Reproduce exactly the entries from the "What's the underlying" line to the end. Skip all pictures.
--- Begin MATERIAL SHOWN ---
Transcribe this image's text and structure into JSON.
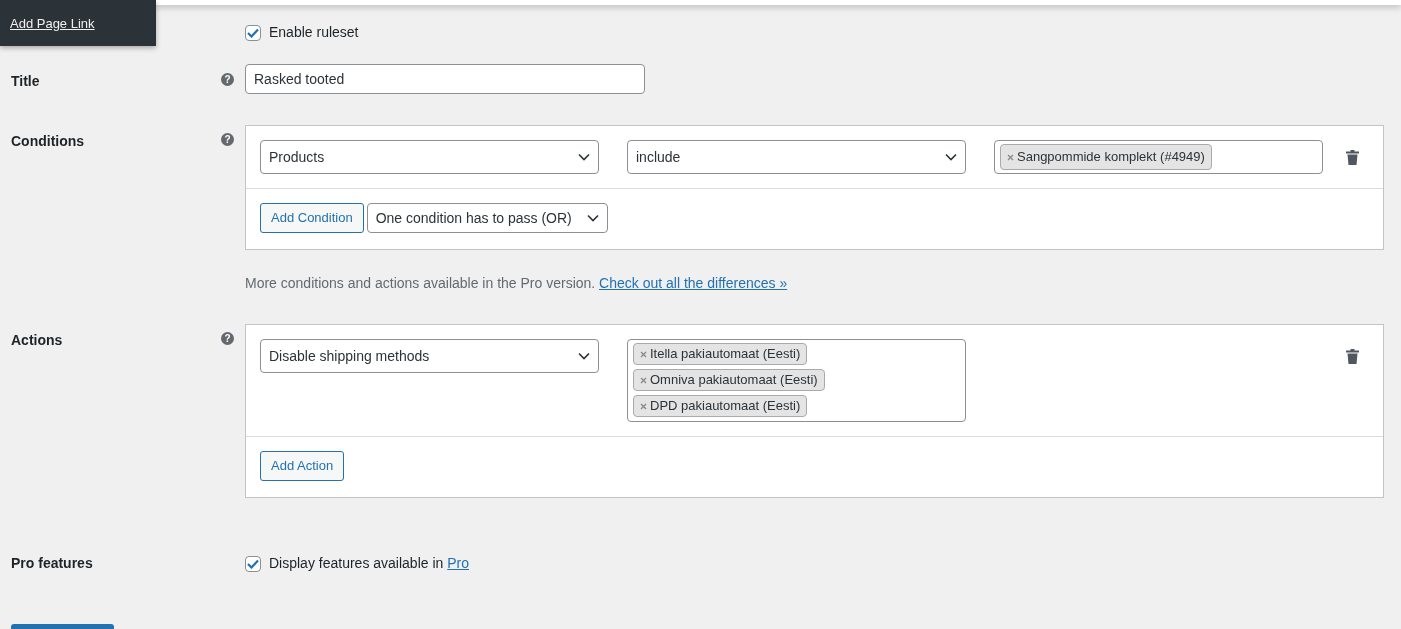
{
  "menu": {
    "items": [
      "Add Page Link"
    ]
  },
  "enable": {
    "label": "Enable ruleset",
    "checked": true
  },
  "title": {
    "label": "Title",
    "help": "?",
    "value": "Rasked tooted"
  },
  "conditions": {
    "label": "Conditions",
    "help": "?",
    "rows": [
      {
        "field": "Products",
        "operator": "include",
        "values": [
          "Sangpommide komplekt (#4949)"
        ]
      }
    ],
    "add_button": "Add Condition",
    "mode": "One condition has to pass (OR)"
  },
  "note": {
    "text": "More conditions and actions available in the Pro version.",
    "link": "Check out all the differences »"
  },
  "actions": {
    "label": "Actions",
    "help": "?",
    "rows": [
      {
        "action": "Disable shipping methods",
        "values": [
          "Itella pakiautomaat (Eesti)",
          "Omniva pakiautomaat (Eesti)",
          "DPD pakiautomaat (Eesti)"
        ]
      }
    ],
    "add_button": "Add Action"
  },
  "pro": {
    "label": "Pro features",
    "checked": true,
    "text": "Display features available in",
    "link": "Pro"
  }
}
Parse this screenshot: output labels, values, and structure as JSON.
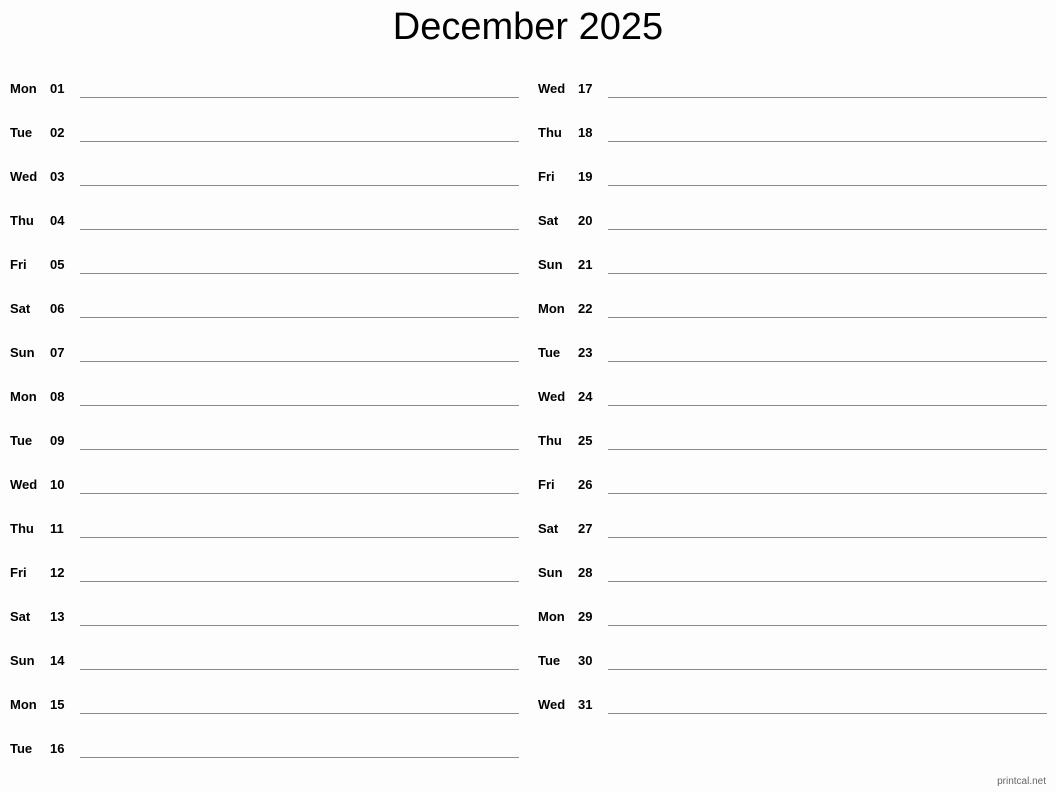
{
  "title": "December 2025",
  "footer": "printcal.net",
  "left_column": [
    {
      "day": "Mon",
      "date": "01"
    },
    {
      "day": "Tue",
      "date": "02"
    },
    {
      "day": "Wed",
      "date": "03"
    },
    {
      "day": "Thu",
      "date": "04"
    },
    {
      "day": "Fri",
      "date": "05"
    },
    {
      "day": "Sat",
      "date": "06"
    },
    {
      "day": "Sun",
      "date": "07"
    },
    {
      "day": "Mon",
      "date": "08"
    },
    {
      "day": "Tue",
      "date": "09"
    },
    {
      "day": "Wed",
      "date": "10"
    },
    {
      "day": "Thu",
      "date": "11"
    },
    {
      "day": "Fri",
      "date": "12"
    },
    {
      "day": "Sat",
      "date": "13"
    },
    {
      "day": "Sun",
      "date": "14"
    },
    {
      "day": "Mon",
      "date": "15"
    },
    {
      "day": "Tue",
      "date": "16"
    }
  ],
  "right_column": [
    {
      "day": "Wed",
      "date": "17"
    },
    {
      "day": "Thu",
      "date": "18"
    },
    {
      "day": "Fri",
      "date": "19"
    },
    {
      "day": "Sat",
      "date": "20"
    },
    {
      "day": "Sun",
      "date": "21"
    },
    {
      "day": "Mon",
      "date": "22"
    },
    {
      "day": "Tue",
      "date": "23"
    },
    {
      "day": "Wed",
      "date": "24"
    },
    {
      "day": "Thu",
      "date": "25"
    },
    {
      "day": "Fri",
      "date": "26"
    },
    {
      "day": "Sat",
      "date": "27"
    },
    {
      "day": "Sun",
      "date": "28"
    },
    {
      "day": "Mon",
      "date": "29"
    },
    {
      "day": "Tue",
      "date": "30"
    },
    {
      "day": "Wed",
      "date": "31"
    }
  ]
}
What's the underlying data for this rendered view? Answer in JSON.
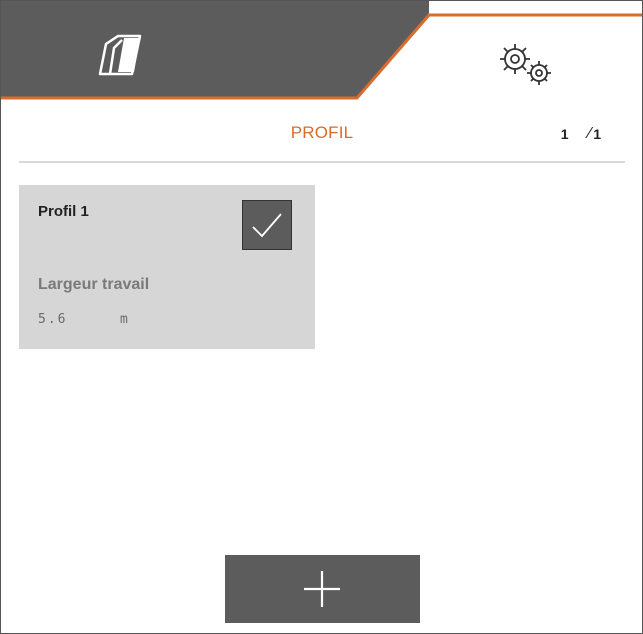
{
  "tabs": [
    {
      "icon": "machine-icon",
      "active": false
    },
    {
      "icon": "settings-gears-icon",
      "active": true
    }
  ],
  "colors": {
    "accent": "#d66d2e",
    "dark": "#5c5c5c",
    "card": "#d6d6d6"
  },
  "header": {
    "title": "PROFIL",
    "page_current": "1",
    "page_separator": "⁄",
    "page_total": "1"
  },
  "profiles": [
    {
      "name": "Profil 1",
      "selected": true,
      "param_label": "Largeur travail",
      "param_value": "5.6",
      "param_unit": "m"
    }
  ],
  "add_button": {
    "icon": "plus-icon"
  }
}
--- End MATERIAL SHOWN ---
ANSWER TO THIS EXERCISE -
What's the underlying data for this rendered view? Answer in JSON.
{
  "tabs": [
    {
      "icon": "machine-icon",
      "active": false
    },
    {
      "icon": "settings-gears-icon",
      "active": true
    }
  ],
  "colors": {
    "accent": "#d66d2e",
    "dark": "#5c5c5c",
    "card": "#d6d6d6"
  },
  "header": {
    "title": "PROFIL",
    "page_current": "1",
    "page_separator": "⁄",
    "page_total": "1"
  },
  "profiles": [
    {
      "name": "Profil 1",
      "selected": true,
      "param_label": "Largeur travail",
      "param_value": "5.6",
      "param_unit": "m"
    }
  ],
  "add_button": {
    "icon": "plus-icon"
  }
}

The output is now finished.